* SHORT PROBLEM
Please quote every line word for word.

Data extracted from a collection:
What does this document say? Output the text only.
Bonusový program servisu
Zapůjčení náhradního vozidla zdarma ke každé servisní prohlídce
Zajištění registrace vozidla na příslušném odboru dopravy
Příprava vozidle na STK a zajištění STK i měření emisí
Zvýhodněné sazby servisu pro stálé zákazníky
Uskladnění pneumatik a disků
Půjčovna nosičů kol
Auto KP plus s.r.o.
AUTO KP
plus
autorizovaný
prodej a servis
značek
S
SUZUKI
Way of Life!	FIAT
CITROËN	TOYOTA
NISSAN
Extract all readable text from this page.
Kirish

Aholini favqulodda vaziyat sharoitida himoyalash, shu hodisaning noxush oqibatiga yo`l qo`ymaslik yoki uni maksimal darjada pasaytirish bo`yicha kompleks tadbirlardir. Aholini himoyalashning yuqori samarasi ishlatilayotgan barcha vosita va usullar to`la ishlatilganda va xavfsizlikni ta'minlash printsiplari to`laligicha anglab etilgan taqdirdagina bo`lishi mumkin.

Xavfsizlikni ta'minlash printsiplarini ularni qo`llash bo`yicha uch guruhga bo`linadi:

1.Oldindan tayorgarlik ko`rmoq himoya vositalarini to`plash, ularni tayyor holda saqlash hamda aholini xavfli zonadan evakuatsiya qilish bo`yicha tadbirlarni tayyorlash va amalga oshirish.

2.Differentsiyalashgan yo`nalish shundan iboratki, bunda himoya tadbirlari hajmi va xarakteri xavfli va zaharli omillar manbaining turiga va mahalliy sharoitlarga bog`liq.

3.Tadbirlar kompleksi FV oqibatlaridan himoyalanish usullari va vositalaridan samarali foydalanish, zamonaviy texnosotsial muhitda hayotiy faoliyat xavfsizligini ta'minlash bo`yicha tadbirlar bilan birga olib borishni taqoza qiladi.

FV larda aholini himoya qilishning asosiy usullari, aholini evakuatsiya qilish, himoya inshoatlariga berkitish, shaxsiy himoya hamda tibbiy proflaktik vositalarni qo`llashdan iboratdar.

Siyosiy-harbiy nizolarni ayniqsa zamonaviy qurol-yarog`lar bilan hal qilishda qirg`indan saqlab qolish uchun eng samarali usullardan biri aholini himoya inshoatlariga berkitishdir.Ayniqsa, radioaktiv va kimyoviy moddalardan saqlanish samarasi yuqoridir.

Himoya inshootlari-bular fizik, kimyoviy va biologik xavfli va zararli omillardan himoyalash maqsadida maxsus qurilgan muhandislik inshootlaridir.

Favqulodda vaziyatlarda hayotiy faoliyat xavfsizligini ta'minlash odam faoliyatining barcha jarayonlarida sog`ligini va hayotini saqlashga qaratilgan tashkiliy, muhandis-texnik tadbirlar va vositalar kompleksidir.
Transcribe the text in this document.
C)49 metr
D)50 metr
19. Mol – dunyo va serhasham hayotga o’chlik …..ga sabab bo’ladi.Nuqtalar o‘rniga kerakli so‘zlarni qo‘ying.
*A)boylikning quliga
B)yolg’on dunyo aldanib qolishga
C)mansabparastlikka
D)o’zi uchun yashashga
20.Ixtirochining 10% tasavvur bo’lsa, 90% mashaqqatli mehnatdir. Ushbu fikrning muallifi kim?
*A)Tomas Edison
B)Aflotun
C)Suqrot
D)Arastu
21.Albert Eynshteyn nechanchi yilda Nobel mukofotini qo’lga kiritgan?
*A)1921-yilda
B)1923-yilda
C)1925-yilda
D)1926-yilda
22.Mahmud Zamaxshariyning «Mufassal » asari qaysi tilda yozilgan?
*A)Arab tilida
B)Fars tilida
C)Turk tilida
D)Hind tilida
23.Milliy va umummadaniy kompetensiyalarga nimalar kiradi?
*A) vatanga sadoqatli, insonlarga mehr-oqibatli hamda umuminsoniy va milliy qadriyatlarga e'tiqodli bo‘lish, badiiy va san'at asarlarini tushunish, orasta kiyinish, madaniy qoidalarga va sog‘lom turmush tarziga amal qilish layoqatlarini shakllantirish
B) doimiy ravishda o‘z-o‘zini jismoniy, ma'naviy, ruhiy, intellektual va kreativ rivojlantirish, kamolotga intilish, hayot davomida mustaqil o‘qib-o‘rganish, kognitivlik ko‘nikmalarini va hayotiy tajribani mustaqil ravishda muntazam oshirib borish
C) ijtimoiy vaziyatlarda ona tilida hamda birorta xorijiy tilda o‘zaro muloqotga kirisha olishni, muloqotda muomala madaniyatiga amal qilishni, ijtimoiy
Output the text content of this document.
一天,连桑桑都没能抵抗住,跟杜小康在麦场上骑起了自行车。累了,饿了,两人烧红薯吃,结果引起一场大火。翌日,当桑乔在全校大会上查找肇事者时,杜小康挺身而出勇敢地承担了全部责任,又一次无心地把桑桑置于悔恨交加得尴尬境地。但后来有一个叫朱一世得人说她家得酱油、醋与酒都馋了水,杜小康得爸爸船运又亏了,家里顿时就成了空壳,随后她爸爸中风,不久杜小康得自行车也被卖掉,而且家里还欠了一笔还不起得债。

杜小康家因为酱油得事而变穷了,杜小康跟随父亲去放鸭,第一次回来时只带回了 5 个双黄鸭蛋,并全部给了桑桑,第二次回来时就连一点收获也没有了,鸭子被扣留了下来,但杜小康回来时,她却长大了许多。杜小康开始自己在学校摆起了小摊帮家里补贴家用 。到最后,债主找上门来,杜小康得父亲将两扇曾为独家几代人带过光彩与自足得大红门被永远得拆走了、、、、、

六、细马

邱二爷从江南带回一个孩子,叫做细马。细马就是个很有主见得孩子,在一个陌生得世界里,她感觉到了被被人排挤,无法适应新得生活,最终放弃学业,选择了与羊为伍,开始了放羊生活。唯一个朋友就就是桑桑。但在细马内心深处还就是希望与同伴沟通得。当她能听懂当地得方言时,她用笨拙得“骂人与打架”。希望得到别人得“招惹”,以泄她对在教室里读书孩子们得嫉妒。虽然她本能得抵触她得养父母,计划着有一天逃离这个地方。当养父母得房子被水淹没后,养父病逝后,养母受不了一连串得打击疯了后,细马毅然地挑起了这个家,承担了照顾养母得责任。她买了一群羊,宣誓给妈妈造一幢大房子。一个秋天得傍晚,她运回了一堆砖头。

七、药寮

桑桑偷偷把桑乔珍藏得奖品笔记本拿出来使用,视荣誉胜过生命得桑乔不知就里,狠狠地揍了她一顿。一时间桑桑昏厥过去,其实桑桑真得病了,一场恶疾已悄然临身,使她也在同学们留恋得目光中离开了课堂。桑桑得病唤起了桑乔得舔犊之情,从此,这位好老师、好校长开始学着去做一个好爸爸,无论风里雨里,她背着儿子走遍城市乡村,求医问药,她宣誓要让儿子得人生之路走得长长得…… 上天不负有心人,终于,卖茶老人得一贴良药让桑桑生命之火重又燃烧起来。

* THE COMPLETED TASK
What does this document say? Output the text only.
Bonusový program servisu
Zapůjčení náhradního vozidla zdarma ke každé servisní prohlídce
Zajištění registrace vozidla na příslušném odboru dopravy
Příprava vozidle na STK a zajištění STK i měření emisí
Zvýhodněné sazby servisu pro stálé zákazníky
Uskladnění pneumatik a disků
Půjčovna nosičů kol
Auto KP plus s.r.o.
AUTO KP
plus
autorizovaný
prodej a servis
značek
S
SUZUKI
Way of Life!	FIAT
CITROËN	TOYOTA
NISSAN
Extract all readable text from this page.
Kirish

Aholini favqulodda vaziyat sharoitida himoyalash, shu hodisaning noxush oqibatiga yo`l qo`ymaslik yoki uni maksimal darjada pasaytirish bo`yicha kompleks tadbirlardir. Aholini himoyalashning yuqori samarasi ishlatilayotgan barcha vosita va usullar to`la ishlatilganda va xavfsizlikni ta'minlash printsiplari to`laligicha anglab etilgan taqdirdagina bo`lishi mumkin.

Xavfsizlikni ta'minlash printsiplarini ularni qo`llash bo`yicha uch guruhga bo`linadi:

1.Oldindan tayorgarlik ko`rmoq himoya vositalarini to`plash, ularni tayyor holda saqlash hamda aholini xavfli zonadan evakuatsiya qilish bo`yicha tadbirlarni tayyorlash va amalga oshirish.

2.Differentsiyalashgan yo`nalish shundan iboratki, bunda himoya tadbirlari hajmi va xarakteri xavfli va zaharli omillar manbaining turiga va mahalliy sharoitlarga bog`liq.

3.Tadbirlar kompleksi FV oqibatlaridan himoyalanish usullari va vositalaridan samarali foydalanish, zamonaviy texnosotsial muhitda hayotiy faoliyat xavfsizligini ta'minlash bo`yicha tadbirlar bilan birga olib borishni taqoza qiladi.

FV larda aholini himoya qilishning asosiy usullari, aholini evakuatsiya qilish, himoya inshoatlariga berkitish, shaxsiy himoya hamda tibbiy proflaktik vositalarni qo`llashdan iboratdar.

Siyosiy-harbiy nizolarni ayniqsa zamonaviy qurol-yarog`lar bilan hal qilishda qirg`indan saqlab qolish uchun eng samarali usullardan biri aholini himoya inshoatlariga berkitishdir.Ayniqsa, radioaktiv va kimyoviy moddalardan saqlanish samarasi yuqoridir.

Himoya inshootlari-bular fizik, kimyoviy va biologik xavfli va zararli omillardan himoyalash maqsadida maxsus qurilgan muhandislik inshootlaridir.

Favqulodda vaziyatlarda hayotiy faoliyat xavfsizligini ta'minlash odam faoliyatining barcha jarayonlarida sog`ligini va hayotini saqlashga qaratilgan tashkiliy, muhandis-texnik tadbirlar va vositalar kompleksidir.
Transcribe the text in this document.
C)49 metr
D)50 metr
19. Mol – dunyo va serhasham hayotga o’chlik …..ga sabab bo’ladi.Nuqtalar o‘rniga kerakli so‘zlarni qo‘ying.
*A)boylikning quliga
B)yolg’on dunyo aldanib qolishga
C)mansabparastlikka
D)o’zi uchun yashashga
20.Ixtirochining 10% tasavvur bo’lsa, 90% mashaqqatli mehnatdir. Ushbu fikrning muallifi kim?
*A)Tomas Edison
B)Aflotun
C)Suqrot
D)Arastu
21.Albert Eynshteyn nechanchi yilda Nobel mukofotini qo’lga kiritgan?
*A)1921-yilda
B)1923-yilda
C)1925-yilda
D)1926-yilda
22.Mahmud Zamaxshariyning «Mufassal » asari qaysi tilda yozilgan?
*A)Arab tilida
B)Fars tilida
C)Turk tilida
D)Hind tilida
23.Milliy va umummadaniy kompetensiyalarga nimalar kiradi?
*A) vatanga sadoqatli, insonlarga mehr-oqibatli hamda umuminsoniy va milliy qadriyatlarga e'tiqodli bo‘lish, badiiy va san'at asarlarini tushunish, orasta kiyinish, madaniy qoidalarga va sog‘lom turmush tarziga amal qilish layoqatlarini shakllantirish
B) doimiy ravishda o‘z-o‘zini jismoniy, ma'naviy, ruhiy, intellektual va kreativ rivojlantirish, kamolotga intilish, hayot davomida mustaqil o‘qib-o‘rganish, kognitivlik ko‘nikmalarini va hayotiy tajribani mustaqil ravishda muntazam oshirib borish
C) ijtimoiy vaziyatlarda ona tilida hamda birorta xorijiy tilda o‘zaro muloqotga kirisha olishni, muloqotda muomala madaniyatiga amal qilishni, ijtimoiy
Output the text content of this document.
一天,连桑桑都没能抵抗住,跟杜小康在麦场上骑起了自行车。累了,饿了,两人烧红薯吃,结果引起一场大火。翌日,当桑乔在全校大会上查找肇事者时,杜小康挺身而出勇敢地承担了全部责任,又一次无心地把桑桑置于悔恨交加得尴尬境地。但后来有一个叫朱一世得人说她家得酱油、醋与酒都馋了水,杜小康得爸爸船运又亏了,家里顿时就成了空壳,随后她爸爸中风,不久杜小康得自行车也被卖掉,而且家里还欠了一笔还不起得债。

杜小康家因为酱油得事而变穷了,杜小康跟随父亲去放鸭,第一次回来时只带回了 5 个双黄鸭蛋,并全部给了桑桑,第二次回来时就连一点收获也没有了,鸭子被扣留了下来,但杜小康回来时,她却长大了许多。杜小康开始自己在学校摆起了小摊帮家里补贴家用 。到最后,债主找上门来,杜小康得父亲将两扇曾为独家几代人带过光彩与自足得大红门被永远得拆走了、、、、、

六、细马

邱二爷从江南带回一个孩子,叫做细马。细马就是个很有主见得孩子,在一个陌生得世界里,她感觉到了被被人排挤,无法适应新得生活,最终放弃学业,选择了与羊为伍,开始了放羊生活。唯一个朋友就就是桑桑。但在细马内心深处还就是希望与同伴沟通得。当她能听懂当地得方言时,她用笨拙得“骂人与打架”。希望得到别人得“招惹”,以泄她对在教室里读书孩子们得嫉妒。虽然她本能得抵触她得养父母,计划着有一天逃离这个地方。当养父母得房子被水淹没后,养父病逝后,养母受不了一连串得打击疯了后,细马毅然地挑起了这个家,承担了照顾养母得责任。她买了一群羊,宣誓给妈妈造一幢大房子。一个秋天得傍晚,她运回了一堆砖头。

七、药寮

桑桑偷偷把桑乔珍藏得奖品笔记本拿出来使用,视荣誉胜过生命得桑乔不知就里,狠狠地揍了她一顿。一时间桑桑昏厥过去,其实桑桑真得病了,一场恶疾已悄然临身,使她也在同学们留恋得目光中离开了课堂。桑桑得病唤起了桑乔得舔犊之情,从此,这位好老师、好校长开始学着去做一个好爸爸,无论风里雨里,她背着儿子走遍城市乡村,求医问药,她宣誓要让儿子得人生之路走得长长得…… 上天不负有心人,终于,卖茶老人得一贴良药让桑桑生命之火重又燃烧起来。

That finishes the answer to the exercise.